(Records excerpted from a collection)
**********
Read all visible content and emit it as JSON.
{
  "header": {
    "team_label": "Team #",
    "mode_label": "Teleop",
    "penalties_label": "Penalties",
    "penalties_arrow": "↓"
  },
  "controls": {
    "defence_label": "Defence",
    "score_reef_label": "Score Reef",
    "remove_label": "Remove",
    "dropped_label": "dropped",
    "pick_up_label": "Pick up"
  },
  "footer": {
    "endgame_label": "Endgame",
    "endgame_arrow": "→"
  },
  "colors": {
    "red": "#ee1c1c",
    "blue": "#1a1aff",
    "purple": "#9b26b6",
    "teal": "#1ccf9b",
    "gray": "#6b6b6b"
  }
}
**********
> _What is asked_
Send back all of the entries exactly, with nothing missing.

> _Final result_
Read all visible content and emit it as JSON.
{
  "header": {
    "team_label": "Team #",
    "mode_label": "Teleop",
    "penalties_label": "Penalties",
    "penalties_arrow": "↓"
  },
  "controls": {
    "defence_label": "Defence",
    "score_reef_label": "Score Reef",
    "remove_label": "Remove",
    "dropped_label": "dropped",
    "pick_up_label": "Pick up"
  },
  "footer": {
    "endgame_label": "Endgame",
    "endgame_arrow": "→"
  },
  "colors": {
    "red": "#ee1c1c",
    "blue": "#1a1aff",
    "purple": "#9b26b6",
    "teal": "#1ccf9b",
    "gray": "#6b6b6b"
  }
}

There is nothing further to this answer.